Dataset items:
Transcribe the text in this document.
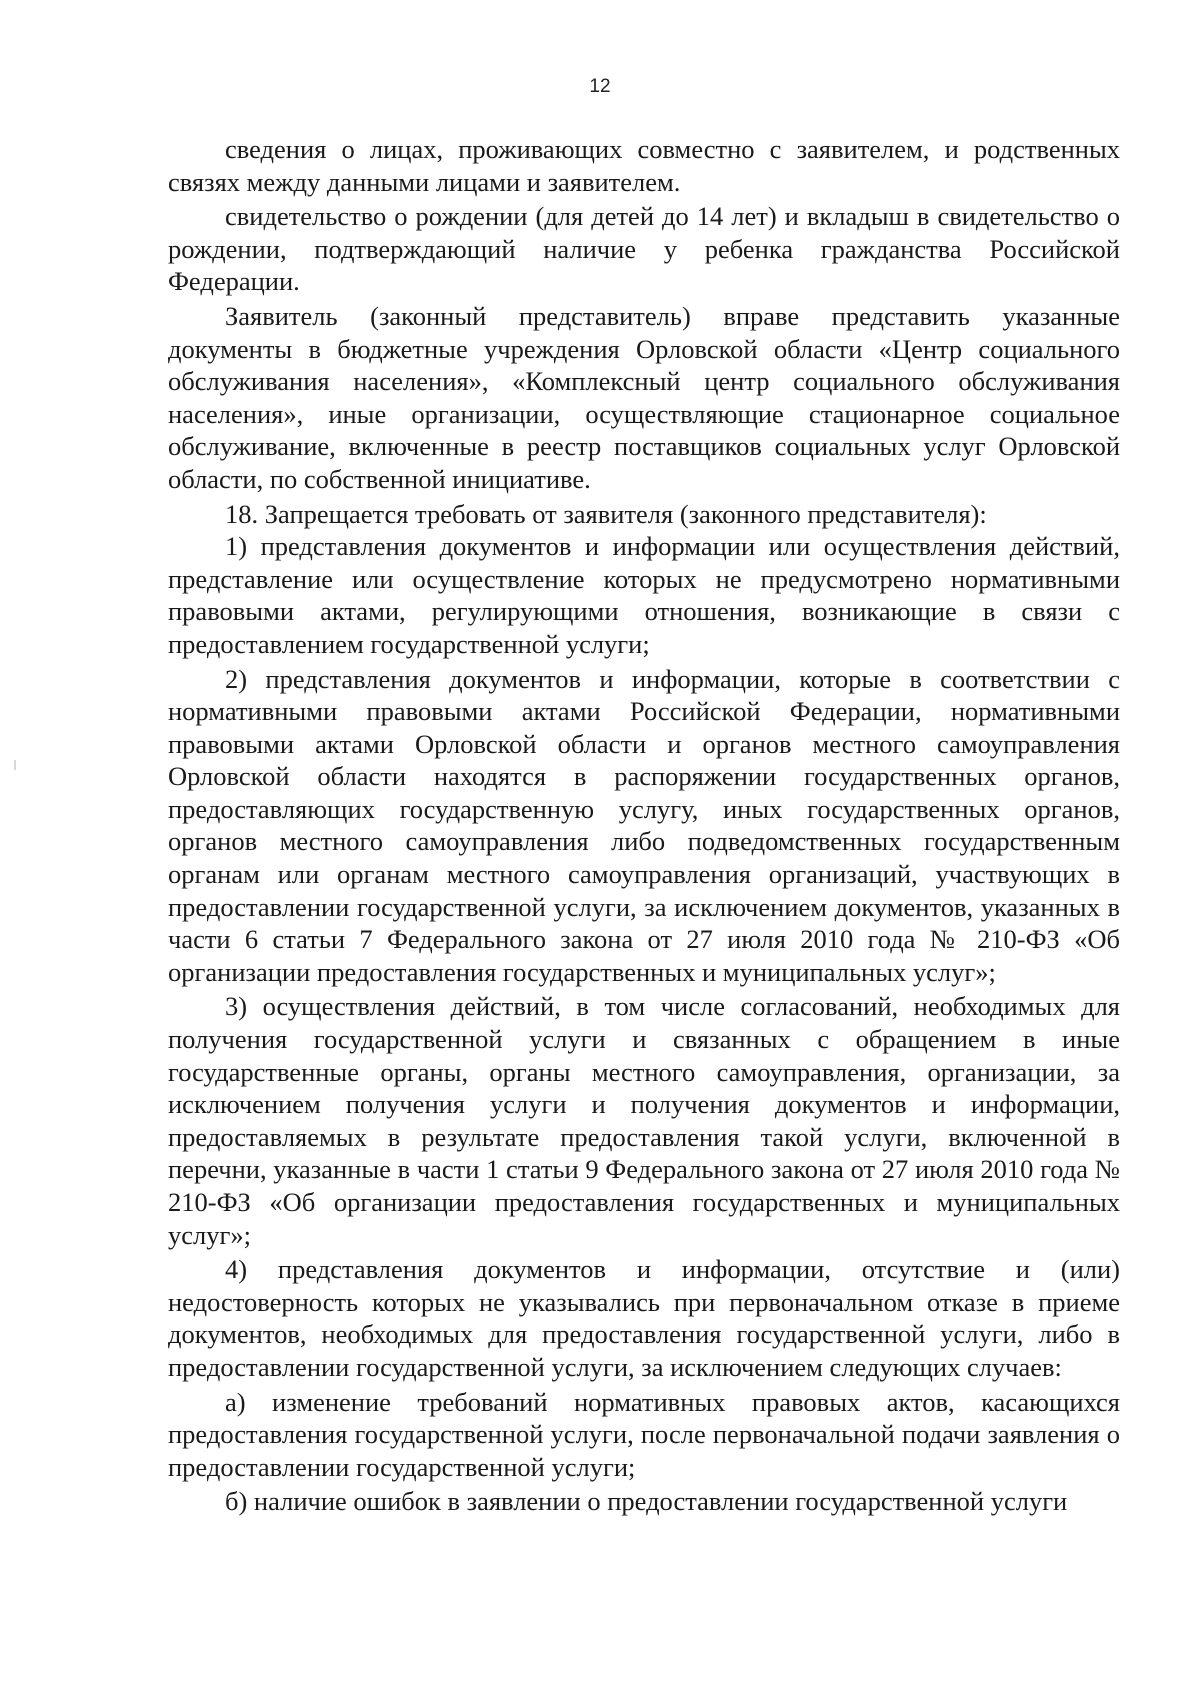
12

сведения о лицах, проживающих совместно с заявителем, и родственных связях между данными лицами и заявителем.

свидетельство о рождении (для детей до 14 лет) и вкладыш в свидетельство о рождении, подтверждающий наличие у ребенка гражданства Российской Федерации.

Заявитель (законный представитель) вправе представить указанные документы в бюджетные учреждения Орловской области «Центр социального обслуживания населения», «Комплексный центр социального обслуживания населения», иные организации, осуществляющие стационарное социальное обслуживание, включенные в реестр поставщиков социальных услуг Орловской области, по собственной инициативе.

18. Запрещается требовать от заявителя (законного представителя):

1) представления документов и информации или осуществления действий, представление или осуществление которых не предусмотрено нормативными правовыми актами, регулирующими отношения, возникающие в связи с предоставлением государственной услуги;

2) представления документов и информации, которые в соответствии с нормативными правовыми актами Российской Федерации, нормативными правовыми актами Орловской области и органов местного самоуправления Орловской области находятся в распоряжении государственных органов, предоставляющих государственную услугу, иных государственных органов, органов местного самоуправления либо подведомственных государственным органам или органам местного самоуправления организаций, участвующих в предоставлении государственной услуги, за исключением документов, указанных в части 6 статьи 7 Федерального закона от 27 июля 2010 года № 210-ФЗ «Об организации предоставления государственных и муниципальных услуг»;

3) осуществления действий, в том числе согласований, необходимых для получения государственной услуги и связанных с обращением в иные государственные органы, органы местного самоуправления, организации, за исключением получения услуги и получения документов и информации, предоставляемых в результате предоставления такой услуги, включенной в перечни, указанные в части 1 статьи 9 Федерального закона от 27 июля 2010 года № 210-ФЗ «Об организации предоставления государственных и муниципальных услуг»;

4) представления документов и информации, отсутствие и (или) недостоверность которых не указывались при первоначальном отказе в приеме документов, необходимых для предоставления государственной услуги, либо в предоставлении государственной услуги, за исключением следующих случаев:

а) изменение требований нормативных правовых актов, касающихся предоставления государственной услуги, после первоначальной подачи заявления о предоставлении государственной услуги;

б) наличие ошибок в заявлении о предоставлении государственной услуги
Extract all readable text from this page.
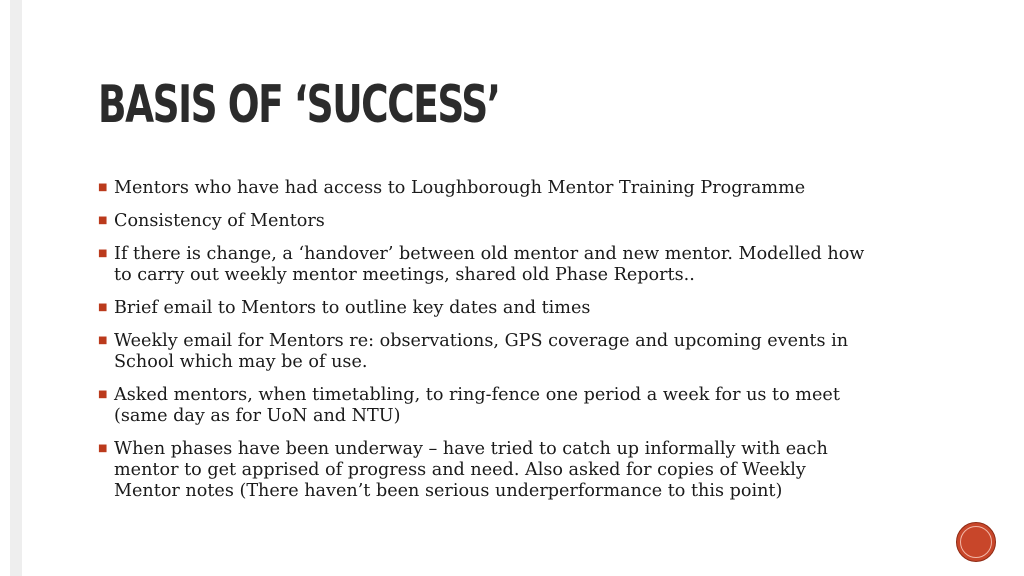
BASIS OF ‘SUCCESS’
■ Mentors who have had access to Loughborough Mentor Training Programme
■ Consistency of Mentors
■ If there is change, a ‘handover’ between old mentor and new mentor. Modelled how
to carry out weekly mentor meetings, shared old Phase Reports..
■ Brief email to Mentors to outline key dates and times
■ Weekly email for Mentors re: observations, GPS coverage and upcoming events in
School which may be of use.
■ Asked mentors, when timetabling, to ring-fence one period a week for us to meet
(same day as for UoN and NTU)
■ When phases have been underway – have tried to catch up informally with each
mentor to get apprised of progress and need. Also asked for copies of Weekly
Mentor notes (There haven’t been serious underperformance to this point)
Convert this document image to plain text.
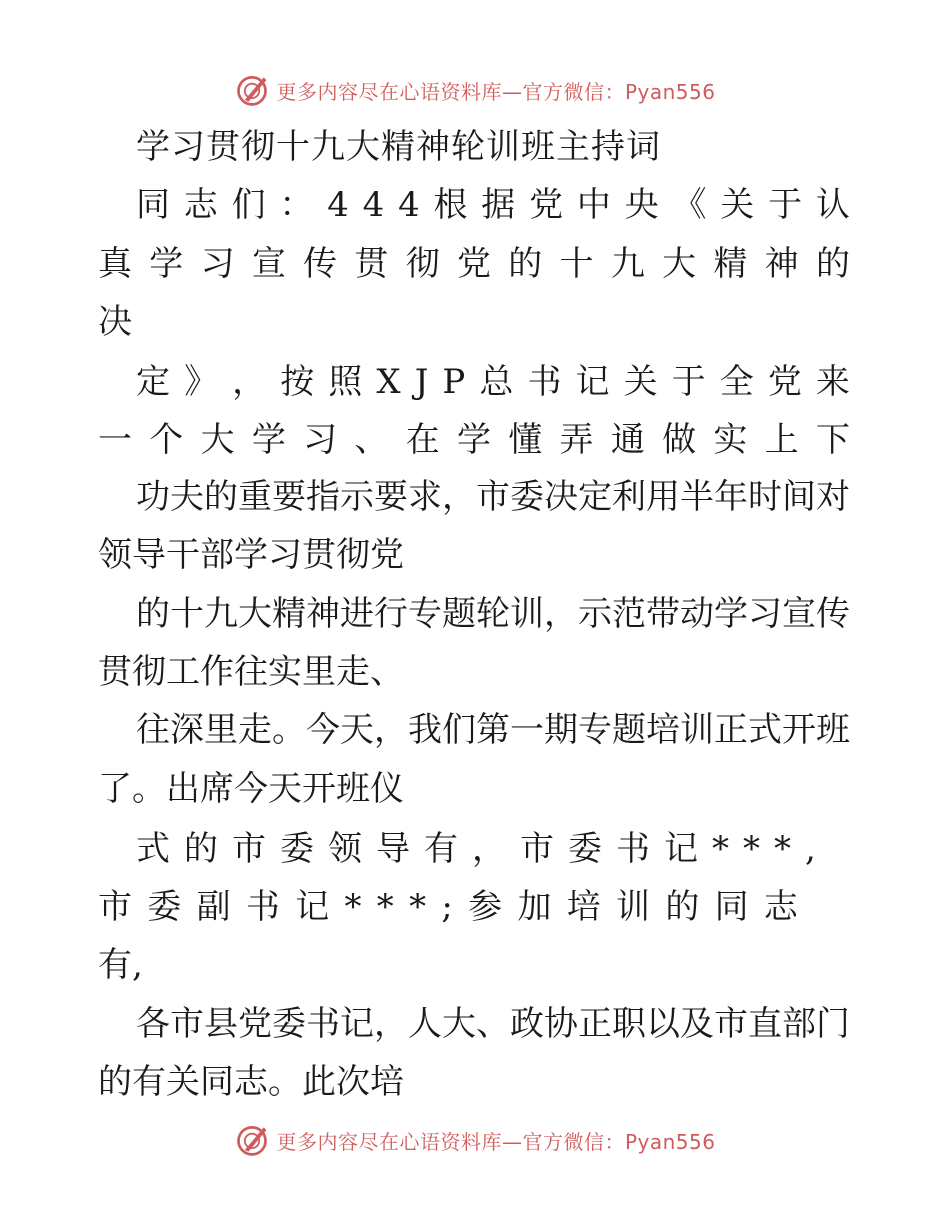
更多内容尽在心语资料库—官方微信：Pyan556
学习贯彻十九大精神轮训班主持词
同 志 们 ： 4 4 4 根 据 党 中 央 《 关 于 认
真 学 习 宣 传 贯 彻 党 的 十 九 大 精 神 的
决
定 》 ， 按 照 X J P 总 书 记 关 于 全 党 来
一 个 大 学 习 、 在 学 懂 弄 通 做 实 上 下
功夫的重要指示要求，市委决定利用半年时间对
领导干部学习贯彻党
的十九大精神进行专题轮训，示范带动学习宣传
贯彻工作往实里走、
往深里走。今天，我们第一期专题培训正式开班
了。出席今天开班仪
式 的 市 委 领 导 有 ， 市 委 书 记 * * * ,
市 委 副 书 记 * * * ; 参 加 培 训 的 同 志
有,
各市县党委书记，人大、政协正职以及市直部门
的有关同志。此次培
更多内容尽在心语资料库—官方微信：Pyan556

= WHAT THIS TASK INVOLVES =
Exclude all images and restate the records above word for word.

= SOLUTION TO THE EXERCISE =
Transcribe the text in this document.
12

сведения о лицах, проживающих совместно с заявителем, и родственных связях между данными лицами и заявителем.

свидетельство о рождении (для детей до 14 лет) и вкладыш в свидетельство о рождении, подтверждающий наличие у ребенка гражданства Российской Федерации.

Заявитель (законный представитель) вправе представить указанные документы в бюджетные учреждения Орловской области «Центр социального обслуживания населения», «Комплексный центр социального обслуживания населения», иные организации, осуществляющие стационарное социальное обслуживание, включенные в реестр поставщиков социальных услуг Орловской области, по собственной инициативе.

18. Запрещается требовать от заявителя (законного представителя):

1) представления документов и информации или осуществления действий, представление или осуществление которых не предусмотрено нормативными правовыми актами, регулирующими отношения, возникающие в связи с предоставлением государственной услуги;

2) представления документов и информации, которые в соответствии с нормативными правовыми актами Российской Федерации, нормативными правовыми актами Орловской области и органов местного самоуправления Орловской области находятся в распоряжении государственных органов, предоставляющих государственную услугу, иных государственных органов, органов местного самоуправления либо подведомственных государственным органам или органам местного самоуправления организаций, участвующих в предоставлении государственной услуги, за исключением документов, указанных в части 6 статьи 7 Федерального закона от 27 июля 2010 года № 210-ФЗ «Об организации предоставления государственных и муниципальных услуг»;

3) осуществления действий, в том числе согласований, необходимых для получения государственной услуги и связанных с обращением в иные государственные органы, органы местного самоуправления, организации, за исключением получения услуги и получения документов и информации, предоставляемых в результате предоставления такой услуги, включенной в перечни, указанные в части 1 статьи 9 Федерального закона от 27 июля 2010 года № 210-ФЗ «Об организации предоставления государственных и муниципальных услуг»;

4) представления документов и информации, отсутствие и (или) недостоверность которых не указывались при первоначальном отказе в приеме документов, необходимых для предоставления государственной услуги, либо в предоставлении государственной услуги, за исключением следующих случаев:

а) изменение требований нормативных правовых актов, касающихся предоставления государственной услуги, после первоначальной подачи заявления о предоставлении государственной услуги;

б) наличие ошибок в заявлении о предоставлении государственной услуги
Extract all readable text from this page.
BASIS OF ‘SUCCESS’
■ Mentors who have had access to Loughborough Mentor Training Programme
■ Consistency of Mentors
■ If there is change, a ‘handover’ between old mentor and new mentor. Modelled how
to carry out weekly mentor meetings, shared old Phase Reports..
■ Brief email to Mentors to outline key dates and times
■ Weekly email for Mentors re: observations, GPS coverage and upcoming events in
School which may be of use.
■ Asked mentors, when timetabling, to ring-fence one period a week for us to meet
(same day as for UoN and NTU)
■ When phases have been underway – have tried to catch up informally with each
mentor to get apprised of progress and need. Also asked for copies of Weekly
Mentor notes (There haven’t been serious underperformance to this point)
Convert this document image to plain text.
更多内容尽在心语资料库—官方微信：Pyan556
学习贯彻十九大精神轮训班主持词
同 志 们 ： 4 4 4 根 据 党 中 央 《 关 于 认
真 学 习 宣 传 贯 彻 党 的 十 九 大 精 神 的
决
定 》 ， 按 照 X J P 总 书 记 关 于 全 党 来
一 个 大 学 习 、 在 学 懂 弄 通 做 实 上 下
功夫的重要指示要求，市委决定利用半年时间对
领导干部学习贯彻党
的十九大精神进行专题轮训，示范带动学习宣传
贯彻工作往实里走、
往深里走。今天，我们第一期专题培训正式开班
了。出席今天开班仪
式 的 市 委 领 导 有 ， 市 委 书 记 * * * ,
市 委 副 书 记 * * * ; 参 加 培 训 的 同 志
有,
各市县党委书记，人大、政协正职以及市直部门
的有关同志。此次培
更多内容尽在心语资料库—官方微信：Pyan556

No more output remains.